* _Task directions_
Transcribe the data that follows precisely, omitting nothing.

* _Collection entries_
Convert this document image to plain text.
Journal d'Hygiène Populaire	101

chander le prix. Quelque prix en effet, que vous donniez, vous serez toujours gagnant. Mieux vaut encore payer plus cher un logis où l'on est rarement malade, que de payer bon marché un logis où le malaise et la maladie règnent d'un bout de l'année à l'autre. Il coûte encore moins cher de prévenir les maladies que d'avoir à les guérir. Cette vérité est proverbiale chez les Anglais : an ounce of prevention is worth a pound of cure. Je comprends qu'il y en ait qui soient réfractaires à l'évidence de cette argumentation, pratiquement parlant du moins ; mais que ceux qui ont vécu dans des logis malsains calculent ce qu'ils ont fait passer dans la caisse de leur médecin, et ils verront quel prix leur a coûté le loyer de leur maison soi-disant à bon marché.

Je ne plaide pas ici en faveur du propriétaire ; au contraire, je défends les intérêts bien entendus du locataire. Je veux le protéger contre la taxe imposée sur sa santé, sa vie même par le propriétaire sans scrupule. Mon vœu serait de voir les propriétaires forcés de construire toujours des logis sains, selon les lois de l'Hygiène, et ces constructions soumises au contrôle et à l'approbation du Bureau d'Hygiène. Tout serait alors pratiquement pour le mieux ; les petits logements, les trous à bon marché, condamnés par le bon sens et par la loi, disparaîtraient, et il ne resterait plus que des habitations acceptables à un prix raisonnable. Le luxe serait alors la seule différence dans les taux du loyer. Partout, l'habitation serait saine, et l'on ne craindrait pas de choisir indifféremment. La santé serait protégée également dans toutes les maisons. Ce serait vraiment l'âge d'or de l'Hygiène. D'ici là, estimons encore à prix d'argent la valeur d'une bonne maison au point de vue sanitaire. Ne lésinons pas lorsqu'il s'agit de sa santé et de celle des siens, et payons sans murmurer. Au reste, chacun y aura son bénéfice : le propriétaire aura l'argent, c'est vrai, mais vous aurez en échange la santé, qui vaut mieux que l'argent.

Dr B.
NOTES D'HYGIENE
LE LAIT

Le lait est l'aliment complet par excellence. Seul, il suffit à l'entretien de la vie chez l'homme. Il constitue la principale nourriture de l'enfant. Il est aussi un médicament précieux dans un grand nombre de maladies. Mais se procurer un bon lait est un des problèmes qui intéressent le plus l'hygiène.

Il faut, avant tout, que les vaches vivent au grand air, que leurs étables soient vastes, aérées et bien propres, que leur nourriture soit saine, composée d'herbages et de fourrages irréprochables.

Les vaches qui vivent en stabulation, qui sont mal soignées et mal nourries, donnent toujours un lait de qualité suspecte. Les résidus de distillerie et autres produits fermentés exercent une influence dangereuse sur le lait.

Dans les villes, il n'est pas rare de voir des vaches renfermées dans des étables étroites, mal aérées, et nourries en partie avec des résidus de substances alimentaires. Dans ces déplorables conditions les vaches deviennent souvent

* _Task response_
Convert this document image to plain text.
Journal d'Hygiène Populaire	101

chander le prix. Quelque prix en effet, que vous donniez, vous serez toujours gagnant. Mieux vaut encore payer plus cher un logis où l'on est rarement malade, que de payer bon marché un logis où le malaise et la maladie règnent d'un bout de l'année à l'autre. Il coûte encore moins cher de prévenir les maladies que d'avoir à les guérir. Cette vérité est proverbiale chez les Anglais : an ounce of prevention is worth a pound of cure. Je comprends qu'il y en ait qui soient réfractaires à l'évidence de cette argumentation, pratiquement parlant du moins ; mais que ceux qui ont vécu dans des logis malsains calculent ce qu'ils ont fait passer dans la caisse de leur médecin, et ils verront quel prix leur a coûté le loyer de leur maison soi-disant à bon marché.

Je ne plaide pas ici en faveur du propriétaire ; au contraire, je défends les intérêts bien entendus du locataire. Je veux le protéger contre la taxe imposée sur sa santé, sa vie même par le propriétaire sans scrupule. Mon vœu serait de voir les propriétaires forcés de construire toujours des logis sains, selon les lois de l'Hygiène, et ces constructions soumises au contrôle et à l'approbation du Bureau d'Hygiène. Tout serait alors pratiquement pour le mieux ; les petits logements, les trous à bon marché, condamnés par le bon sens et par la loi, disparaîtraient, et il ne resterait plus que des habitations acceptables à un prix raisonnable. Le luxe serait alors la seule différence dans les taux du loyer. Partout, l'habitation serait saine, et l'on ne craindrait pas de choisir indifféremment. La santé serait protégée également dans toutes les maisons. Ce serait vraiment l'âge d'or de l'Hygiène. D'ici là, estimons encore à prix d'argent la valeur d'une bonne maison au point de vue sanitaire. Ne lésinons pas lorsqu'il s'agit de sa santé et de celle des siens, et payons sans murmurer. Au reste, chacun y aura son bénéfice : le propriétaire aura l'argent, c'est vrai, mais vous aurez en échange la santé, qui vaut mieux que l'argent.

Dr B.
NOTES D'HYGIENE
LE LAIT

Le lait est l'aliment complet par excellence. Seul, il suffit à l'entretien de la vie chez l'homme. Il constitue la principale nourriture de l'enfant. Il est aussi un médicament précieux dans un grand nombre de maladies. Mais se procurer un bon lait est un des problèmes qui intéressent le plus l'hygiène.

Il faut, avant tout, que les vaches vivent au grand air, que leurs étables soient vastes, aérées et bien propres, que leur nourriture soit saine, composée d'herbages et de fourrages irréprochables.

Les vaches qui vivent en stabulation, qui sont mal soignées et mal nourries, donnent toujours un lait de qualité suspecte. Les résidus de distillerie et autres produits fermentés exercent une influence dangereuse sur le lait.

Dans les villes, il n'est pas rare de voir des vaches renfermées dans des étables étroites, mal aérées, et nourries en partie avec des résidus de substances alimentaires. Dans ces déplorables conditions les vaches deviennent souvent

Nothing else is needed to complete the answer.